*Task goal:*
Each entry below should be echoed exactly, with pictures omitted.
[start of Data listing]
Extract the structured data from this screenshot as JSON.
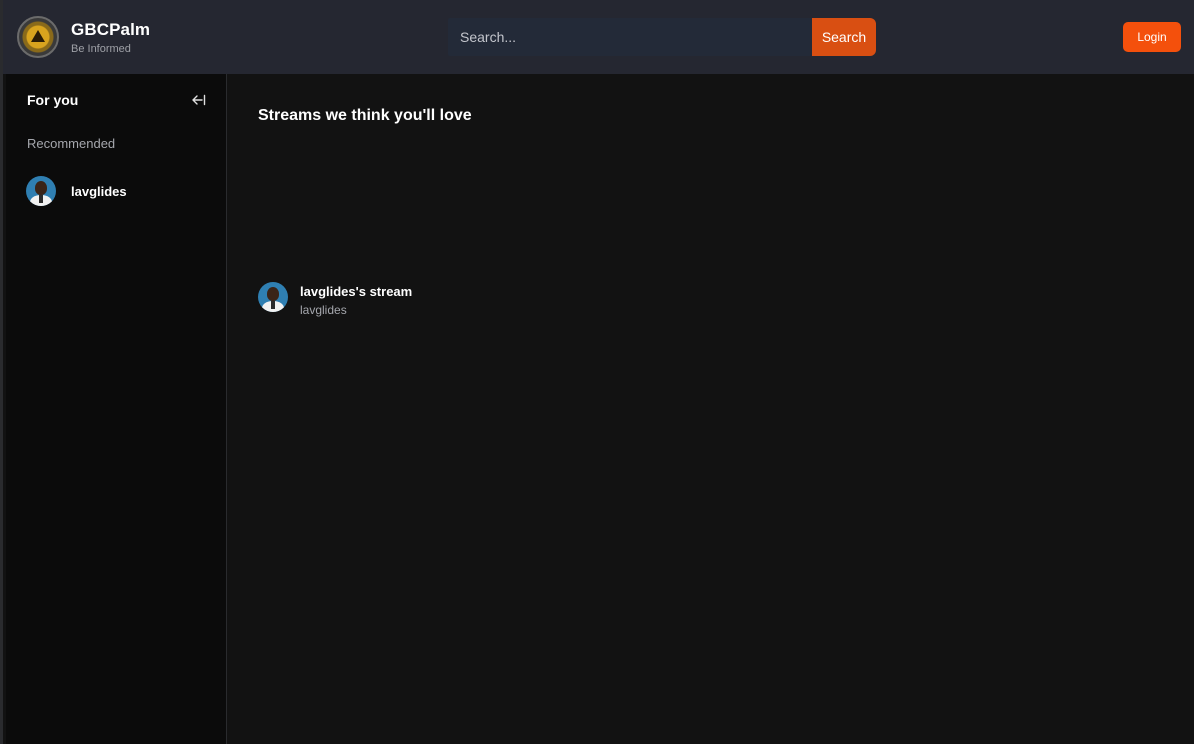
{
  "header": {
    "brand_title": "GBCPalm",
    "brand_subtitle": "Be Informed",
    "search_placeholder": "Search...",
    "search_button": "Search",
    "login_button": "Login"
  },
  "sidebar": {
    "title": "For you",
    "collapse_icon": "collapse-left-icon",
    "section_label": "Recommended",
    "users": [
      {
        "name": "lavglides"
      }
    ]
  },
  "main": {
    "section_title": "Streams we think you'll love",
    "streams": [
      {
        "title": "lavglides's stream",
        "username": "lavglides"
      }
    ]
  },
  "colors": {
    "header_bg": "#252731",
    "sidebar_bg": "#0b0b0b",
    "main_bg": "#121212",
    "accent": "#f4500c",
    "search_button": "#d94f12"
  }
}
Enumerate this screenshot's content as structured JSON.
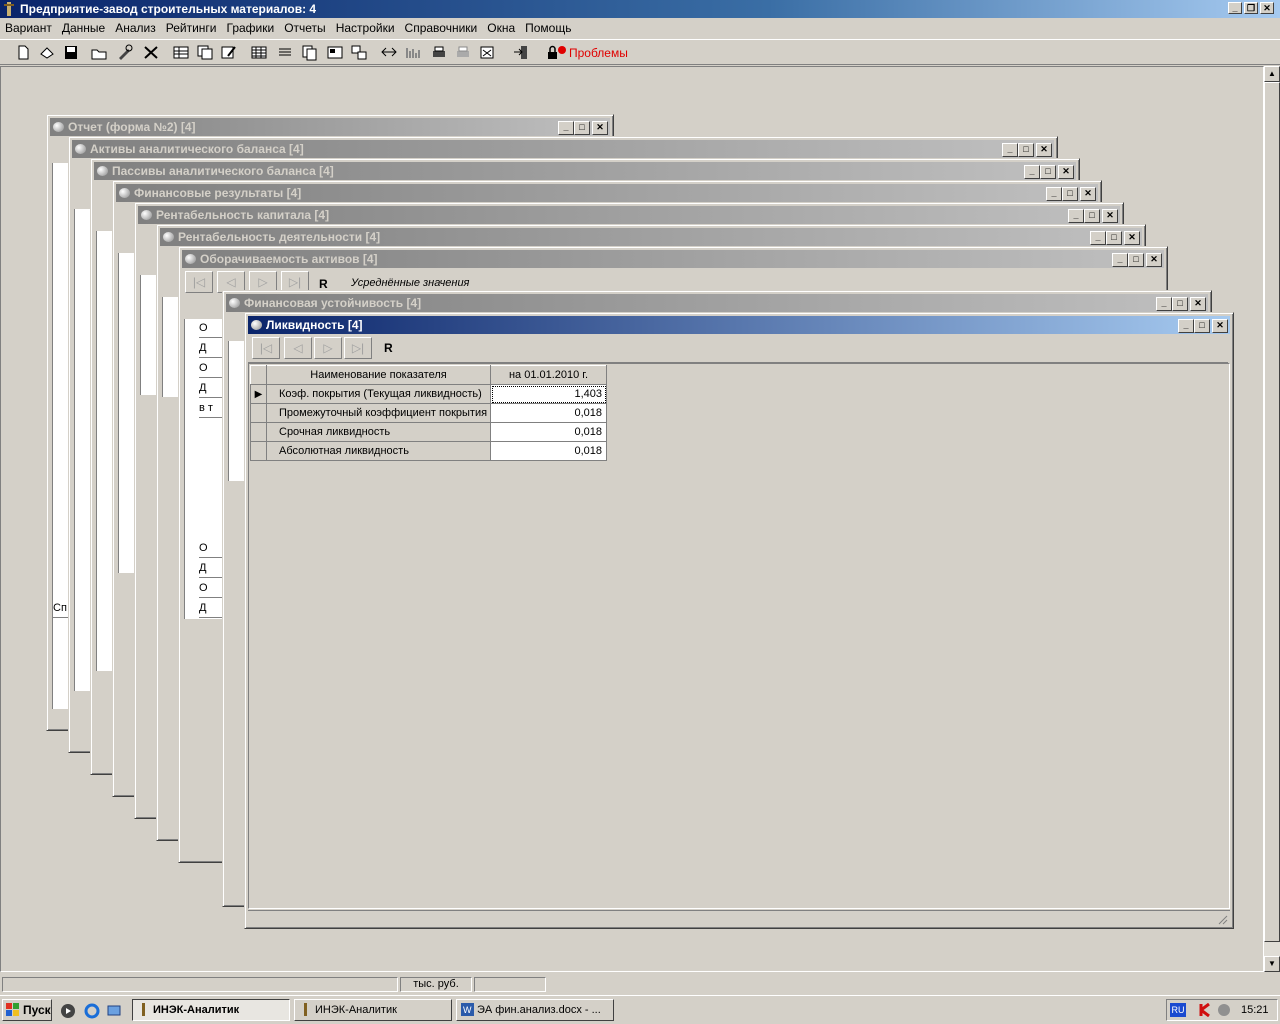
{
  "app": {
    "title": "Предприятие-завод строительных материалов: 4"
  },
  "menu": [
    "Вариант",
    "Данные",
    "Анализ",
    "Рейтинги",
    "Графики",
    "Отчеты",
    "Настройки",
    "Справочники",
    "Окна",
    "Помощь"
  ],
  "toolbar": {
    "problems_label": "Проблемы"
  },
  "windows": [
    {
      "title": "Отчет (форма №2) [4]"
    },
    {
      "title": "Активы аналитического баланса [4]"
    },
    {
      "title": "Пассивы аналитического баланса [4]"
    },
    {
      "title": "Финансовые результаты [4]"
    },
    {
      "title": "Рентабельность капитала [4]"
    },
    {
      "title": "Рентабельность деятельности [4]"
    },
    {
      "title": "Оборачиваемость активов [4]"
    },
    {
      "title": "Финансовая устойчивость [4]"
    },
    {
      "title": "Ликвидность [4]"
    }
  ],
  "turnover": {
    "r_label": "R",
    "avg_label": "Усреднённые значения"
  },
  "partial_texts": {
    "form2_row": "Сп",
    "turnover_rows": [
      "О",
      "Д",
      "О",
      "Д",
      "в т",
      "О",
      "Д",
      "О",
      "Д"
    ]
  },
  "liquidity": {
    "r_label": "R",
    "columns": [
      "Наименование показателя",
      "на 01.01.2010 г."
    ],
    "rows": [
      {
        "name": "Коэф. покрытия (Текущая ликвидность)",
        "value": "1,403"
      },
      {
        "name": "Промежуточный коэффициент покрытия",
        "value": "0,018"
      },
      {
        "name": "Срочная ликвидность",
        "value": "0,018"
      },
      {
        "name": "Абсолютная ликвидность",
        "value": "0,018"
      }
    ]
  },
  "status": {
    "units": "тыс. руб."
  },
  "taskbar": {
    "start_label": "Пуск",
    "tasks": [
      "ИНЭК-Аналитик",
      "ИНЭК-Аналитик",
      "ЭА фин.анализ.docx - ..."
    ],
    "lang": "RU",
    "clock": "15:21"
  }
}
[end of Data listing]
*Correct response:*
Extract the structured data from this screenshot as JSON.
{
  "header": {
    "brand_title": "GBCPalm",
    "brand_subtitle": "Be Informed",
    "search_placeholder": "Search...",
    "search_button": "Search",
    "login_button": "Login"
  },
  "sidebar": {
    "title": "For you",
    "collapse_icon": "collapse-left-icon",
    "section_label": "Recommended",
    "users": [
      {
        "name": "lavglides"
      }
    ]
  },
  "main": {
    "section_title": "Streams we think you'll love",
    "streams": [
      {
        "title": "lavglides's stream",
        "username": "lavglides"
      }
    ]
  },
  "colors": {
    "header_bg": "#252731",
    "sidebar_bg": "#0b0b0b",
    "main_bg": "#121212",
    "accent": "#f4500c",
    "search_button": "#d94f12"
  }
}
Enumerate this screenshot's content as structured JSON.
{
  "app": {
    "title": "Предприятие-завод строительных материалов: 4"
  },
  "menu": [
    "Вариант",
    "Данные",
    "Анализ",
    "Рейтинги",
    "Графики",
    "Отчеты",
    "Настройки",
    "Справочники",
    "Окна",
    "Помощь"
  ],
  "toolbar": {
    "problems_label": "Проблемы"
  },
  "windows": [
    {
      "title": "Отчет (форма №2) [4]"
    },
    {
      "title": "Активы аналитического баланса [4]"
    },
    {
      "title": "Пассивы аналитического баланса [4]"
    },
    {
      "title": "Финансовые результаты [4]"
    },
    {
      "title": "Рентабельность капитала [4]"
    },
    {
      "title": "Рентабельность деятельности [4]"
    },
    {
      "title": "Оборачиваемость активов [4]"
    },
    {
      "title": "Финансовая устойчивость [4]"
    },
    {
      "title": "Ликвидность [4]"
    }
  ],
  "turnover": {
    "r_label": "R",
    "avg_label": "Усреднённые значения"
  },
  "partial_texts": {
    "form2_row": "Сп",
    "turnover_rows": [
      "О",
      "Д",
      "О",
      "Д",
      "в т",
      "О",
      "Д",
      "О",
      "Д"
    ]
  },
  "liquidity": {
    "r_label": "R",
    "columns": [
      "Наименование показателя",
      "на 01.01.2010 г."
    ],
    "rows": [
      {
        "name": "Коэф. покрытия (Текущая ликвидность)",
        "value": "1,403"
      },
      {
        "name": "Промежуточный коэффициент покрытия",
        "value": "0,018"
      },
      {
        "name": "Срочная ликвидность",
        "value": "0,018"
      },
      {
        "name": "Абсолютная ликвидность",
        "value": "0,018"
      }
    ]
  },
  "status": {
    "units": "тыс. руб."
  },
  "taskbar": {
    "start_label": "Пуск",
    "tasks": [
      "ИНЭК-Аналитик",
      "ИНЭК-Аналитик",
      "ЭА фин.анализ.docx - ..."
    ],
    "lang": "RU",
    "clock": "15:21"
  }
}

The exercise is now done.